Data records
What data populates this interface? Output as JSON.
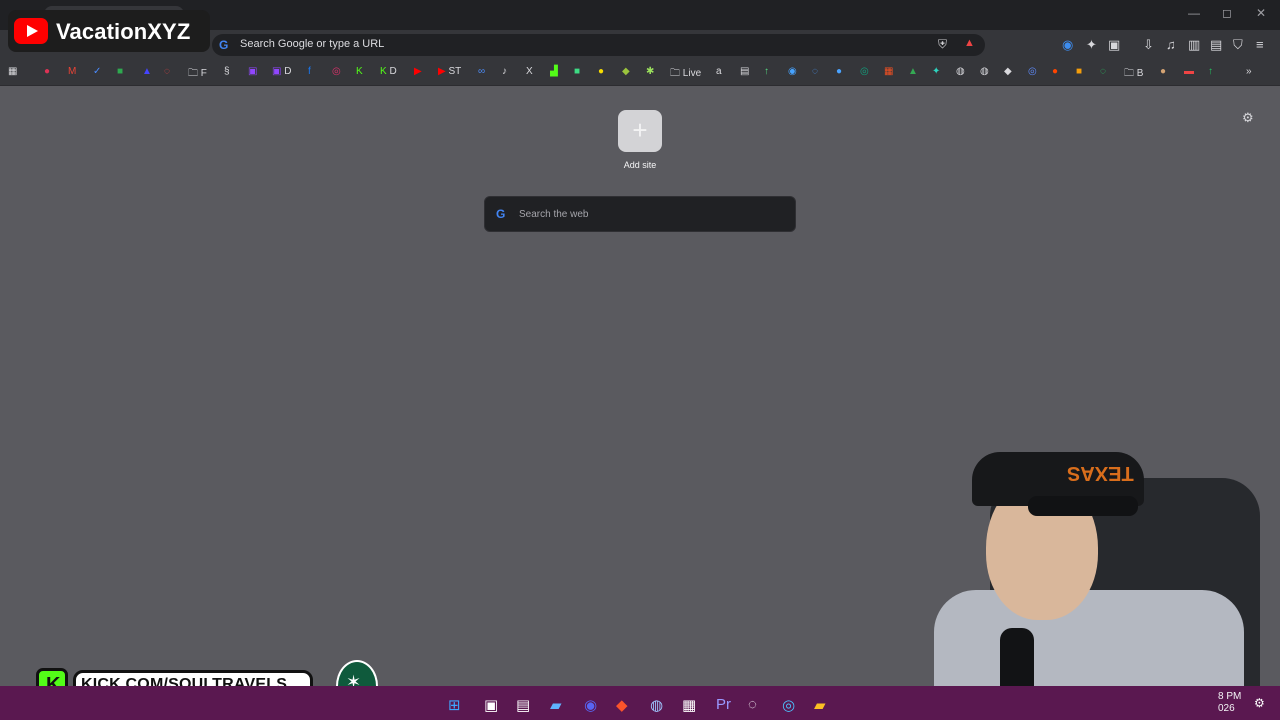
{
  "tab": {
    "close_icon": "✕",
    "new_icon": "+"
  },
  "window_controls": {
    "minimize": "—",
    "maximize": "◻",
    "close": "✕"
  },
  "address_bar": {
    "placeholder": "Search Google or type a URL"
  },
  "toolbar_icons": {
    "shield": "shield-icon",
    "rewards": "triangle-icon",
    "extensions": [
      "circle-icon",
      "puzzle-icon",
      "camera-icon",
      "download-icon",
      "music-icon",
      "sidebar-icon",
      "wallet-icon",
      "shield-outline-icon",
      "menu-icon"
    ]
  },
  "bookmarks": {
    "items": [
      {
        "label": "F",
        "icon": "folder-icon",
        "color": "#d9d9dd"
      },
      {
        "label": "D",
        "icon": "twitch-icon",
        "color": "#9146ff"
      },
      {
        "label": "D",
        "icon": "kick-icon",
        "color": "#53fc18"
      },
      {
        "label": "ST",
        "icon": "youtube-icon",
        "color": "#ff0000"
      },
      {
        "label": "Live",
        "icon": "folder-icon",
        "color": "#d9d9dd"
      },
      {
        "label": "B",
        "icon": "folder-icon",
        "color": "#d9d9dd"
      }
    ]
  },
  "ntp": {
    "add_site_label": "Add site",
    "add_site_icon": "+",
    "search_placeholder": "Search the web",
    "settings_icon": "gear-icon"
  },
  "overlays": {
    "channel_name": "VacationXYZ",
    "kick_url": "KICK.COM/SOULTRAVELS",
    "kick_letter": "K"
  },
  "taskbar": {
    "time": "8 PM",
    "year": "026",
    "icons": [
      "windows-icon",
      "files-icon",
      "store-icon",
      "photos-icon",
      "discord-icon",
      "brave-icon",
      "steam-icon",
      "calculator-icon",
      "premiere-icon",
      "obs-icon",
      "edge-icon",
      "folder-icon"
    ]
  },
  "webcam": {
    "cap_text": "TEXAS"
  }
}
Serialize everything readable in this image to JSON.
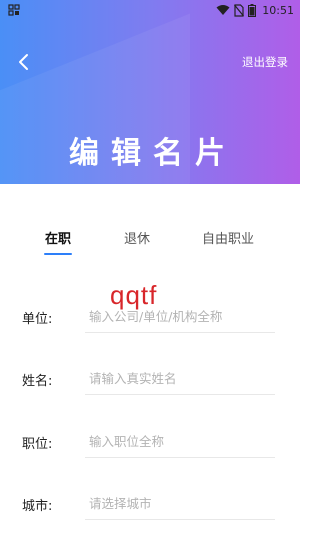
{
  "status_bar": {
    "time": "10:51",
    "battery_icon": "battery-icon",
    "wifi_icon": "wifi-icon",
    "sim_icon": "no-sim-icon",
    "app_icon": "grid-icon"
  },
  "header": {
    "back_icon": "chevron-left-icon",
    "logout_label": "退出登录",
    "title": "编辑名片",
    "gradient_start": "#4a8ff6",
    "gradient_end": "#b05ee8"
  },
  "tabs": [
    {
      "label": "在职",
      "active": true
    },
    {
      "label": "退休",
      "active": false
    },
    {
      "label": "自由职业",
      "active": false
    }
  ],
  "accent_color": "#2d7ff9",
  "form": {
    "rows": [
      {
        "label": "单位:",
        "placeholder": "输入公司/单位/机构全称",
        "value": ""
      },
      {
        "label": "姓名:",
        "placeholder": "请输入真实姓名",
        "value": ""
      },
      {
        "label": "职位:",
        "placeholder": "输入职位全称",
        "value": ""
      },
      {
        "label": "城市:",
        "placeholder": "请选择城市",
        "value": ""
      }
    ]
  },
  "watermark": {
    "text": "qqtf",
    "color": "#d8262a"
  }
}
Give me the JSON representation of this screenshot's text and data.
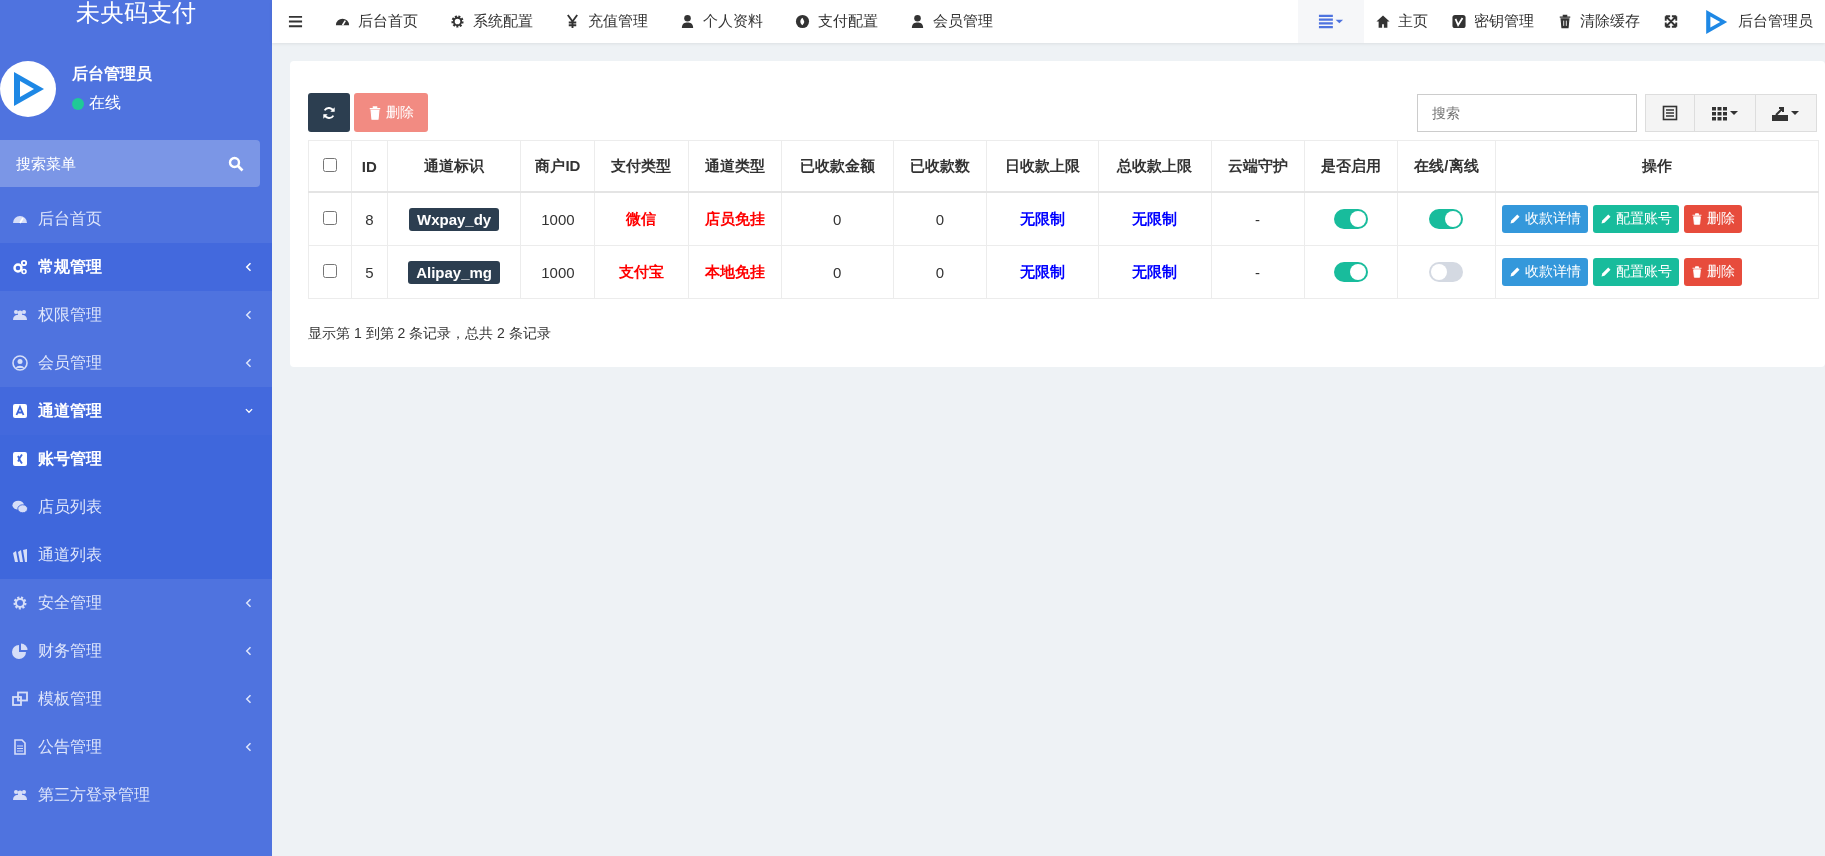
{
  "sidebar": {
    "brand": "未央码支付",
    "user": {
      "name": "后台管理员",
      "status": "在线",
      "online": true
    },
    "search": {
      "placeholder": "搜索菜单"
    },
    "menu": [
      {
        "label": "后台首页",
        "selected": false
      },
      {
        "label": "常规管理",
        "selected": true,
        "expanded": false
      },
      {
        "label": "权限管理",
        "selected": false,
        "expanded": false
      },
      {
        "label": "会员管理",
        "selected": false,
        "expanded": false
      },
      {
        "label": "通道管理",
        "selected": true,
        "expanded": true,
        "children": [
          {
            "label": "账号管理",
            "selected": true
          },
          {
            "label": "店员列表",
            "selected": false
          },
          {
            "label": "通道列表",
            "selected": false
          }
        ]
      },
      {
        "label": "安全管理",
        "selected": false,
        "expanded": false
      },
      {
        "label": "财务管理",
        "selected": false,
        "expanded": false
      },
      {
        "label": "模板管理",
        "selected": false,
        "expanded": false
      },
      {
        "label": "公告管理",
        "selected": false,
        "expanded": false
      },
      {
        "label": "第三方登录管理",
        "selected": false
      }
    ]
  },
  "topbar": {
    "nav": [
      "后台首页",
      "系统配置",
      "充值管理",
      "个人资料",
      "支付配置",
      "会员管理"
    ],
    "right": [
      {
        "kind": "menu",
        "selected": true
      },
      {
        "kind": "link",
        "label": "主页"
      },
      {
        "kind": "link",
        "label": "密钥管理"
      },
      {
        "kind": "link",
        "label": "清除缓存"
      },
      {
        "kind": "fullscreen"
      },
      {
        "kind": "user",
        "label": "后台管理员"
      }
    ]
  },
  "toolbar": {
    "delete_label": "删除",
    "delete_disabled": true,
    "search": {
      "placeholder": "搜索"
    }
  },
  "table": {
    "header_checked": false,
    "columns": [
      "ID",
      "通道标识",
      "商户ID",
      "支付类型",
      "通道类型",
      "已收款金额",
      "已收款数",
      "日收款上限",
      "总收款上限",
      "云端守护",
      "是否启用",
      "在线/离线",
      "操作"
    ],
    "rows": [
      {
        "checked": false,
        "id": "8",
        "tag": "Wxpay_dy",
        "merchant_id": "1000",
        "pay_type": "微信",
        "channel_type": "店员免挂",
        "amount": "0",
        "count": "0",
        "daily_limit": "无限制",
        "total_limit": "无限制",
        "cloud_guard": "-",
        "enabled": true,
        "online": true,
        "actions": [
          {
            "kind": "info",
            "label": "收款详情"
          },
          {
            "kind": "success",
            "label": "配置账号"
          },
          {
            "kind": "danger",
            "label": "删除"
          }
        ]
      },
      {
        "checked": false,
        "id": "5",
        "tag": "Alipay_mg",
        "merchant_id": "1000",
        "pay_type": "支付宝",
        "channel_type": "本地免挂",
        "amount": "0",
        "count": "0",
        "daily_limit": "无限制",
        "total_limit": "无限制",
        "cloud_guard": "-",
        "enabled": true,
        "online": false,
        "actions": [
          {
            "kind": "info",
            "label": "收款详情"
          },
          {
            "kind": "success",
            "label": "配置账号"
          },
          {
            "kind": "danger",
            "label": "删除"
          }
        ]
      }
    ],
    "footer": "显示第 1 到第 2 条记录，总共 2 条记录"
  }
}
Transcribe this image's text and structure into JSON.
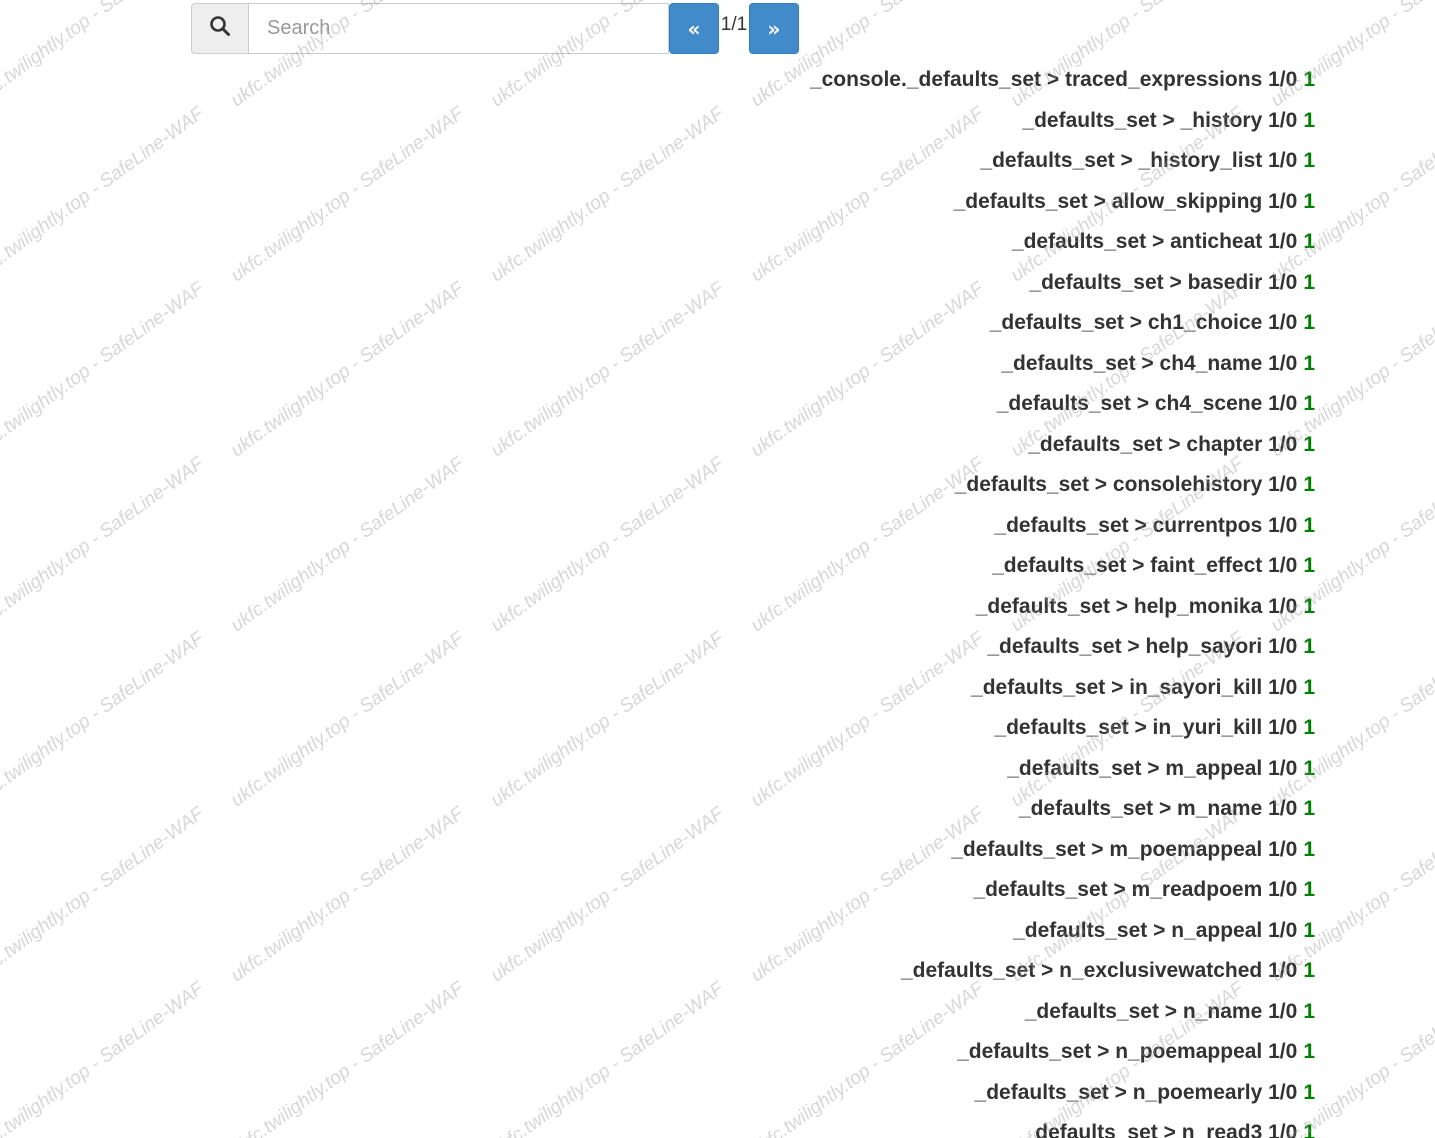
{
  "search": {
    "placeholder": "Search",
    "icon": "search-icon"
  },
  "pagination": {
    "prev_label": "«",
    "next_label": "»",
    "page_text": "1/1"
  },
  "watermark_text": "ukfc.twilightly.top - SafeLine-WAF",
  "colors": {
    "accent": "#428bca",
    "value_green": "#008000",
    "text": "#333333"
  },
  "items": [
    {
      "path": "_console._defaults_set > traced_expressions",
      "count": "1/0",
      "value": "1"
    },
    {
      "path": "_defaults_set > _history",
      "count": "1/0",
      "value": "1"
    },
    {
      "path": "_defaults_set > _history_list",
      "count": "1/0",
      "value": "1"
    },
    {
      "path": "_defaults_set > allow_skipping",
      "count": "1/0",
      "value": "1"
    },
    {
      "path": "_defaults_set > anticheat",
      "count": "1/0",
      "value": "1"
    },
    {
      "path": "_defaults_set > basedir",
      "count": "1/0",
      "value": "1"
    },
    {
      "path": "_defaults_set > ch1_choice",
      "count": "1/0",
      "value": "1"
    },
    {
      "path": "_defaults_set > ch4_name",
      "count": "1/0",
      "value": "1"
    },
    {
      "path": "_defaults_set > ch4_scene",
      "count": "1/0",
      "value": "1"
    },
    {
      "path": "_defaults_set > chapter",
      "count": "1/0",
      "value": "1"
    },
    {
      "path": "_defaults_set > consolehistory",
      "count": "1/0",
      "value": "1"
    },
    {
      "path": "_defaults_set > currentpos",
      "count": "1/0",
      "value": "1"
    },
    {
      "path": "_defaults_set > faint_effect",
      "count": "1/0",
      "value": "1"
    },
    {
      "path": "_defaults_set > help_monika",
      "count": "1/0",
      "value": "1"
    },
    {
      "path": "_defaults_set > help_sayori",
      "count": "1/0",
      "value": "1"
    },
    {
      "path": "_defaults_set > in_sayori_kill",
      "count": "1/0",
      "value": "1"
    },
    {
      "path": "_defaults_set > in_yuri_kill",
      "count": "1/0",
      "value": "1"
    },
    {
      "path": "_defaults_set > m_appeal",
      "count": "1/0",
      "value": "1"
    },
    {
      "path": "_defaults_set > m_name",
      "count": "1/0",
      "value": "1"
    },
    {
      "path": "_defaults_set > m_poemappeal",
      "count": "1/0",
      "value": "1"
    },
    {
      "path": "_defaults_set > m_readpoem",
      "count": "1/0",
      "value": "1"
    },
    {
      "path": "_defaults_set > n_appeal",
      "count": "1/0",
      "value": "1"
    },
    {
      "path": "_defaults_set > n_exclusivewatched",
      "count": "1/0",
      "value": "1"
    },
    {
      "path": "_defaults_set > n_name",
      "count": "1/0",
      "value": "1"
    },
    {
      "path": "_defaults_set > n_poemappeal",
      "count": "1/0",
      "value": "1"
    },
    {
      "path": "_defaults_set > n_poemearly",
      "count": "1/0",
      "value": "1"
    },
    {
      "path": "_defaults_set > n_read3",
      "count": "1/0",
      "value": "1"
    }
  ]
}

Stated task
Search the entries for the word "online" and pick out every line that holds it.

Result
      "online": true
        "online": true,
        "online": false,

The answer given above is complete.